Quote the whole listing exactly. Leave the pictures out of your copy.
+---+
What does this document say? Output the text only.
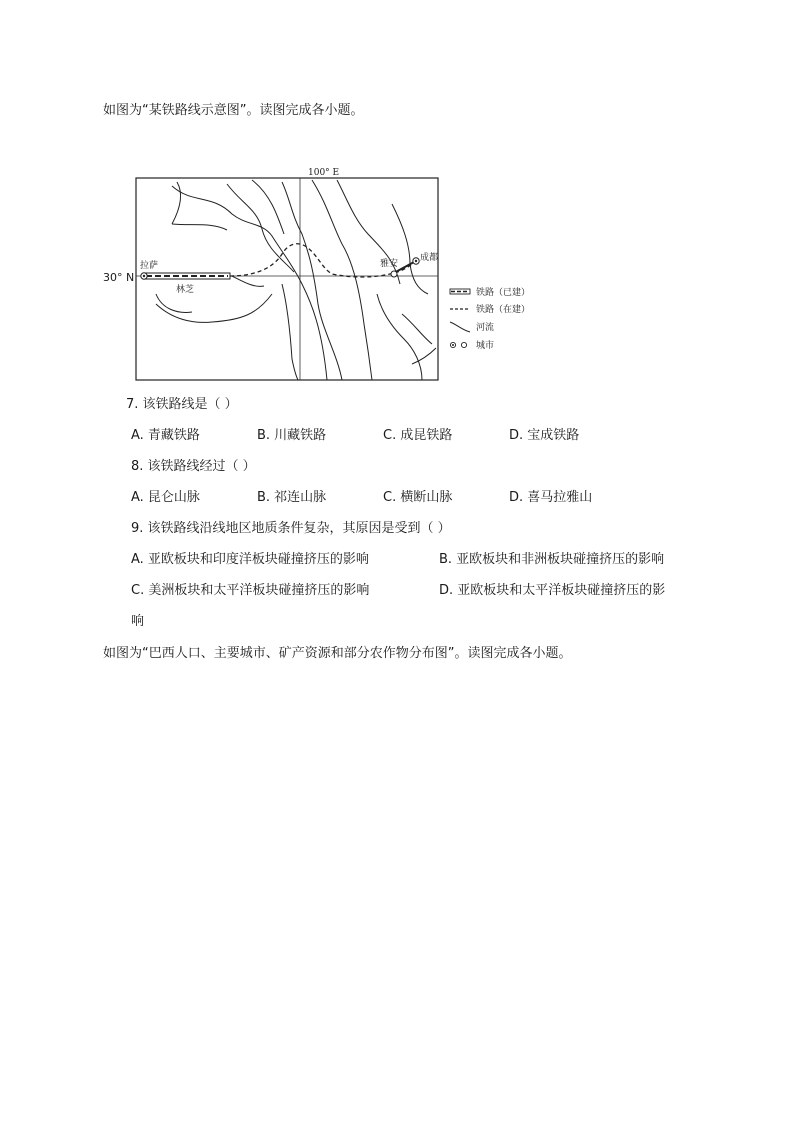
如图为“某铁路线示意图”。读图完成各小题。
100° E
拉萨
林芝
雅安
成都
铁路（已建）
铁路（在建）
河流
城市
30° N
7. 该铁路线是（ ）
A. 青藏铁路	B. 川藏铁路	C. 成昆铁路	D. 宝成铁路
8. 该铁路线经过（ ）
A. 昆仑山脉	B. 祁连山脉	C. 横断山脉	D. 喜马拉雅山
9. 该铁路线沿线地区地质条件复杂，其原因是受到（ ）
A. 亚欧板块和印度洋板块碰撞挤压的影响	B. 亚欧板块和非洲板块碰撞挤压的影响
C. 美洲板块和太平洋板块碰撞挤压的影响	D. 亚欧板块和太平洋板块碰撞挤压的影
响
如图为“巴西人口、主要城市、矿产资源和部分农作物分布图”。读图完成各小题。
+---+
Answer:
What does this document say? Output the text only.
如图为“某铁路线示意图”。读图完成各小题。
100° E
拉萨
林芝
雅安
成都
铁路（已建）
铁路（在建）
河流
城市
30° N
7. 该铁路线是（ ）
A. 青藏铁路	B. 川藏铁路	C. 成昆铁路	D. 宝成铁路
8. 该铁路线经过（ ）
A. 昆仑山脉	B. 祁连山脉	C. 横断山脉	D. 喜马拉雅山
9. 该铁路线沿线地区地质条件复杂，其原因是受到（ ）
A. 亚欧板块和印度洋板块碰撞挤压的影响	B. 亚欧板块和非洲板块碰撞挤压的影响
C. 美洲板块和太平洋板块碰撞挤压的影响	D. 亚欧板块和太平洋板块碰撞挤压的影
响
如图为“巴西人口、主要城市、矿产资源和部分农作物分布图”。读图完成各小题。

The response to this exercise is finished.